Aim of the task: Please copy each line of the records below that holds the word "alas".

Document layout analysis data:
::::::::::

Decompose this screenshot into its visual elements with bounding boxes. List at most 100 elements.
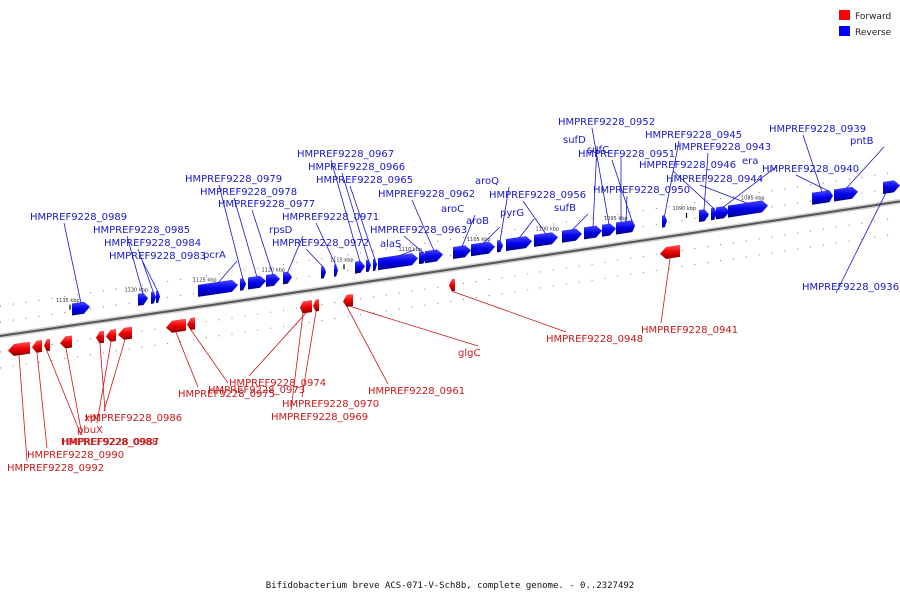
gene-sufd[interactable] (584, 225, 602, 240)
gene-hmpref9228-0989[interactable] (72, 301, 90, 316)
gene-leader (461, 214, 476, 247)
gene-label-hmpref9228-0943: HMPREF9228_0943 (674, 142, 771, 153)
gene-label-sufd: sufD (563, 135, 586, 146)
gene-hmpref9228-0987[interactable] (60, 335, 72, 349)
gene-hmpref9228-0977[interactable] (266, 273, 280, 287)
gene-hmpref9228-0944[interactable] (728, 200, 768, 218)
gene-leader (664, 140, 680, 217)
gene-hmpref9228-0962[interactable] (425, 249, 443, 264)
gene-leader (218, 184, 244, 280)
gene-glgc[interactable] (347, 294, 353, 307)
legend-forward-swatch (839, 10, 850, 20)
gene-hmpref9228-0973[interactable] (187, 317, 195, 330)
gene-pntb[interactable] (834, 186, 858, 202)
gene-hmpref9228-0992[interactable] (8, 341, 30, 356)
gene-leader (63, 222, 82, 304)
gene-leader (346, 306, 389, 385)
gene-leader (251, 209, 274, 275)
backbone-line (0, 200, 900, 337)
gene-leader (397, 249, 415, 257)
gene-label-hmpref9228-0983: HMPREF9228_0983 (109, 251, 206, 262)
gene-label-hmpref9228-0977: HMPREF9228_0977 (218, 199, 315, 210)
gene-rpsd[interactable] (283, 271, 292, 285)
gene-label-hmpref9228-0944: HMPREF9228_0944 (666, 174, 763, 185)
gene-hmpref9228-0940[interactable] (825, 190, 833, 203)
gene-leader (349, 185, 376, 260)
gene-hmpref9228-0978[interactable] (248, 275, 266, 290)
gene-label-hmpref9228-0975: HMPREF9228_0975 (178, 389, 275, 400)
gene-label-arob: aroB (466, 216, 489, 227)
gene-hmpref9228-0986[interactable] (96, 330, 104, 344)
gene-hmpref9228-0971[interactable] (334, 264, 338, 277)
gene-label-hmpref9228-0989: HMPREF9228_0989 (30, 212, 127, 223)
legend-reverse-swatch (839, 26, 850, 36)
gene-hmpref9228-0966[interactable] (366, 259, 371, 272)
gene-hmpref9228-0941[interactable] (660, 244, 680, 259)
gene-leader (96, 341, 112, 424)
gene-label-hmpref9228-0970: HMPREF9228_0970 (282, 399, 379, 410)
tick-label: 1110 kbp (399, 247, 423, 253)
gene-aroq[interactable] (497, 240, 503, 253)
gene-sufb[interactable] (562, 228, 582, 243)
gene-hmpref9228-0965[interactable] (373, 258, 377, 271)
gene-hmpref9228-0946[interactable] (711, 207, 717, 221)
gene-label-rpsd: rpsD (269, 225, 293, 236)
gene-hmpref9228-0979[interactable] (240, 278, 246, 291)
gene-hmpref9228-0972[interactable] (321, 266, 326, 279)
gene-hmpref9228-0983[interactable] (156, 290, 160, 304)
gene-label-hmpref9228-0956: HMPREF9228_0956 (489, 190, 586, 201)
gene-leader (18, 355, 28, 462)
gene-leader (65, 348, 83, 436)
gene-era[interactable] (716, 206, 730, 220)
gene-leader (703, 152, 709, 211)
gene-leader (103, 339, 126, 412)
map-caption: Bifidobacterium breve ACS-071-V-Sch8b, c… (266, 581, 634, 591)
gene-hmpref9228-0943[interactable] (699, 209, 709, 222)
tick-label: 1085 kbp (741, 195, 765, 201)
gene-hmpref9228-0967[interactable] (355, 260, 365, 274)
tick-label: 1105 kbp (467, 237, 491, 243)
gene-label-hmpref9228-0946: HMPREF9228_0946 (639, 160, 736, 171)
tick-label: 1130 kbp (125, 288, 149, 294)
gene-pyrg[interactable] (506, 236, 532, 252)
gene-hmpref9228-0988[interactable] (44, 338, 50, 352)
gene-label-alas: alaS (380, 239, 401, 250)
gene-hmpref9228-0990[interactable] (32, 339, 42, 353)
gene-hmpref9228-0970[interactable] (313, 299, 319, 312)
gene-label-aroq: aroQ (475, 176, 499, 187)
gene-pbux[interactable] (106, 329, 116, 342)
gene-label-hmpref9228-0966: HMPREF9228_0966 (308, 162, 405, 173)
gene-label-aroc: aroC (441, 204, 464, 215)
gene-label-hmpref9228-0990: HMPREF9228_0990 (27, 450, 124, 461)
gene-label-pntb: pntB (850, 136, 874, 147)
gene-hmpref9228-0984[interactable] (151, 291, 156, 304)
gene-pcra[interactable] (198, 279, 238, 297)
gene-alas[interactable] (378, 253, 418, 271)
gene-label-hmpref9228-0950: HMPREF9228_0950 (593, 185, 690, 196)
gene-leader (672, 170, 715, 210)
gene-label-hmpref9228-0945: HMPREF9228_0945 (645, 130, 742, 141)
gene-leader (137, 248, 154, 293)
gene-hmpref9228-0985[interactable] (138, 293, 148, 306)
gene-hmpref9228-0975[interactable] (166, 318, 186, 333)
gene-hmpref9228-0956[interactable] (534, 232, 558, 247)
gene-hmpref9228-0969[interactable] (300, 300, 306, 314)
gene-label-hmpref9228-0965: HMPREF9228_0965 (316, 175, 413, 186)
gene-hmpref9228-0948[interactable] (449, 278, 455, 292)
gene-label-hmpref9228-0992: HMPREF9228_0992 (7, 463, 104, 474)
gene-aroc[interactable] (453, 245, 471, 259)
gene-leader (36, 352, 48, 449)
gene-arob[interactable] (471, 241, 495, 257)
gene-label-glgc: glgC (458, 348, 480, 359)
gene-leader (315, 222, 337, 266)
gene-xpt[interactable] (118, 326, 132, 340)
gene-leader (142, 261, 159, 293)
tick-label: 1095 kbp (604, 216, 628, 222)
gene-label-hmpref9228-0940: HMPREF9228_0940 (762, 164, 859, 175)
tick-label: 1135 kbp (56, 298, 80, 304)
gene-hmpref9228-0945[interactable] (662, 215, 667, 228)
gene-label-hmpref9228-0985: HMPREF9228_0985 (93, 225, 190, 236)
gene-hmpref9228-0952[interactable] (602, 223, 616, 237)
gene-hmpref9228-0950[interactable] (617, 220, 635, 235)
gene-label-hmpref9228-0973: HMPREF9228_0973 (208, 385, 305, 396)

::::::::::

Completed task:
gene-label-alas: alaS (380, 239, 401, 250)
gene-alas[interactable] (378, 253, 418, 271)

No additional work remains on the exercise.